Go through the records underneath and write each one out again exactly.

'''

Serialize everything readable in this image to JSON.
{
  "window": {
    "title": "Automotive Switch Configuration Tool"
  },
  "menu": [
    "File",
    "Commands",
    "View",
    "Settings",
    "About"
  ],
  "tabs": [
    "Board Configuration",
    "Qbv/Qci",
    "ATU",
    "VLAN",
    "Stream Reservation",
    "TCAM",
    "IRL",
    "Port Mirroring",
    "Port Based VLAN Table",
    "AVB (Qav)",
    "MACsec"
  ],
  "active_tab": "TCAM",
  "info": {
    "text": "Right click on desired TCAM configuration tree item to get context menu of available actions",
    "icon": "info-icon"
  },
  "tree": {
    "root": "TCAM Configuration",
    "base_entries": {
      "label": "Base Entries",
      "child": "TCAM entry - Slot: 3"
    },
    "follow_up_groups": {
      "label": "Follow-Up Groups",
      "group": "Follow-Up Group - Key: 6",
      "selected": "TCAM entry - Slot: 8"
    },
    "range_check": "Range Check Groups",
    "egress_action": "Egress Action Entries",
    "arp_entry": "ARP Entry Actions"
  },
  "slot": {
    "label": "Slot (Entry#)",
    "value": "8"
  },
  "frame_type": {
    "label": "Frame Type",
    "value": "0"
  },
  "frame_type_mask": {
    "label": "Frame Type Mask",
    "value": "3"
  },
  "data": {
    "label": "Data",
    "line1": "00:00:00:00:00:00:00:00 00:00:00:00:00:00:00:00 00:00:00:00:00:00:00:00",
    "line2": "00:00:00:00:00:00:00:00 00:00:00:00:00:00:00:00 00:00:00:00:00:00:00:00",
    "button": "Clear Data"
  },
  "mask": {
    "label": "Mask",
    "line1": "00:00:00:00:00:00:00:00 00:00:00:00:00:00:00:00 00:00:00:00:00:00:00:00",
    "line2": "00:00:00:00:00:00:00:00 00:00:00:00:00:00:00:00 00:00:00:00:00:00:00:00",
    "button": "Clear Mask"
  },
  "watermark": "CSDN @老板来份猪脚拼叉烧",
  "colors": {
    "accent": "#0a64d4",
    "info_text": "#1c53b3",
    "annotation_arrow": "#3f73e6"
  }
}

'''

ANSWER TO THE EXERCISE
Serialize everything readable in this image to JSON.
{
  "window": {
    "title": "Automotive Switch Configuration Tool"
  },
  "menu": [
    "File",
    "Commands",
    "View",
    "Settings",
    "About"
  ],
  "tabs": [
    "Board Configuration",
    "Qbv/Qci",
    "ATU",
    "VLAN",
    "Stream Reservation",
    "TCAM",
    "IRL",
    "Port Mirroring",
    "Port Based VLAN Table",
    "AVB (Qav)",
    "MACsec"
  ],
  "active_tab": "TCAM",
  "info": {
    "text": "Right click on desired TCAM configuration tree item to get context menu of available actions",
    "icon": "info-icon"
  },
  "tree": {
    "root": "TCAM Configuration",
    "base_entries": {
      "label": "Base Entries",
      "child": "TCAM entry - Slot: 3"
    },
    "follow_up_groups": {
      "label": "Follow-Up Groups",
      "group": "Follow-Up Group - Key: 6",
      "selected": "TCAM entry - Slot: 8"
    },
    "range_check": "Range Check Groups",
    "egress_action": "Egress Action Entries",
    "arp_entry": "ARP Entry Actions"
  },
  "slot": {
    "label": "Slot (Entry#)",
    "value": "8"
  },
  "frame_type": {
    "label": "Frame Type",
    "value": "0"
  },
  "frame_type_mask": {
    "label": "Frame Type Mask",
    "value": "3"
  },
  "data": {
    "label": "Data",
    "line1": "00:00:00:00:00:00:00:00 00:00:00:00:00:00:00:00 00:00:00:00:00:00:00:00",
    "line2": "00:00:00:00:00:00:00:00 00:00:00:00:00:00:00:00 00:00:00:00:00:00:00:00",
    "button": "Clear Data"
  },
  "mask": {
    "label": "Mask",
    "line1": "00:00:00:00:00:00:00:00 00:00:00:00:00:00:00:00 00:00:00:00:00:00:00:00",
    "line2": "00:00:00:00:00:00:00:00 00:00:00:00:00:00:00:00 00:00:00:00:00:00:00:00",
    "button": "Clear Mask"
  },
  "watermark": "CSDN @老板来份猪脚拼叉烧",
  "colors": {
    "accent": "#0a64d4",
    "info_text": "#1c53b3",
    "annotation_arrow": "#3f73e6"
  }
}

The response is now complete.